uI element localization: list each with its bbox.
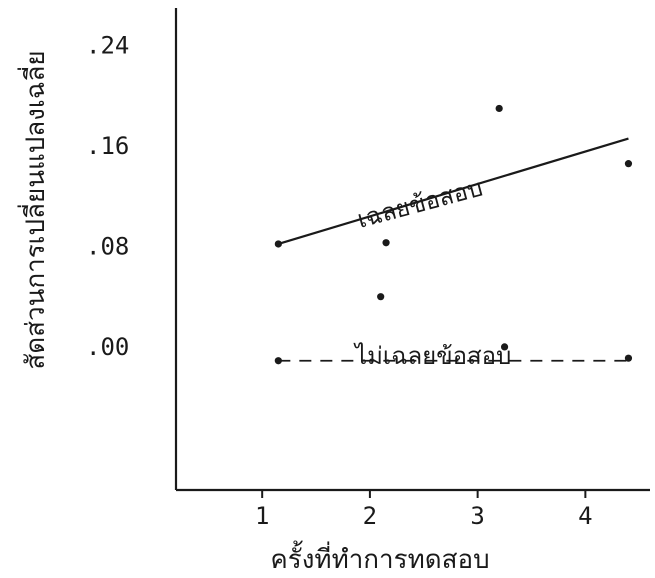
- y-ticks: .00 .08 .16 .24: [86, 32, 129, 361]
- x-tick-label: 4: [578, 502, 592, 530]
- y-tick-label: .00: [86, 333, 129, 361]
- series-label: ไม่เฉลยข้อสอบ: [353, 342, 511, 370]
- data-point: [624, 354, 633, 362]
- x-axis-title: ครั้งที่ทำการทดสอบ: [270, 540, 489, 575]
- series-label: เฉลยข้อสอบ: [354, 174, 485, 234]
- data-point: [624, 160, 633, 168]
- y-axis-title: สัดส่วนการเปลี่ยนแปลงเฉลี่ย: [17, 50, 51, 369]
- trend-line-solid: [278, 137, 629, 246]
- axes: [174, 8, 650, 492]
- y-tick-label: .16: [86, 132, 129, 160]
- data-point: [500, 343, 509, 351]
- data-point: [274, 357, 282, 365]
- y-tick-label: .08: [86, 232, 129, 260]
- data-point: [495, 104, 503, 113]
- x-tick-label: 3: [470, 502, 484, 530]
- x-tick-label: 1: [255, 502, 269, 530]
- trend-lines: [278, 137, 629, 362]
- x-tick-label: 2: [363, 502, 377, 530]
- data-points: [274, 104, 633, 365]
- data-point: [382, 239, 390, 247]
- y-tick-label: .24: [86, 32, 129, 60]
- data-point: [274, 240, 282, 248]
- data-point: [377, 293, 385, 301]
- x-ticks: 1 2 3 4: [255, 489, 593, 530]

→ **SHORT TASK**: Convert the lines above into a numbered list, omitting blank lines and leaving out the picture.

→ **EXPECTED ANSWER**:
1. uI element localization: list each with its bbox.
2. - y-ticks: .00 .08 .16 .24: [86, 32, 129, 361]
3. - x-tick-label: 4: [578, 502, 592, 530]
4. - y-tick-label: .00: [86, 333, 129, 361]
5. - series-label: ไม่เฉลยข้อสอบ: [353, 342, 511, 370]
6. - data-point: [624, 354, 633, 362]
7. - x-axis-title: ครั้งที่ทำการทดสอบ: [270, 540, 489, 575]
8. - series-label: เฉลยข้อสอบ: [354, 174, 485, 234]
9. - data-point: [624, 160, 633, 168]
10. - y-axis-title: สัดส่วนการเปลี่ยนแปลงเฉลี่ย: [17, 50, 51, 369]
11. - trend-line-solid: [278, 137, 629, 246]
12. - axes: [174, 8, 650, 492]
13. - y-tick-label: .16: [86, 132, 129, 160]
14. - data-point: [500, 343, 509, 351]
15. - data-point: [274, 357, 282, 365]
16. - y-tick-label: .08: [86, 232, 129, 260]
17. - data-point: [495, 104, 503, 113]
18. - x-tick-label: 3: [470, 502, 484, 530]
19. - x-tick-label: 1: [255, 502, 269, 530]
20. - trend-lines: [278, 137, 629, 362]
21. - x-tick-label: 2: [363, 502, 377, 530]
22. - data-points: [274, 104, 633, 365]
23. - data-point: [382, 239, 390, 247]
24. - y-tick-label: .24: [86, 32, 129, 60]
25. - data-point: [274, 240, 282, 248]
26. - data-point: [377, 293, 385, 301]
27. - x-ticks: 1 2 3 4: [255, 489, 593, 530]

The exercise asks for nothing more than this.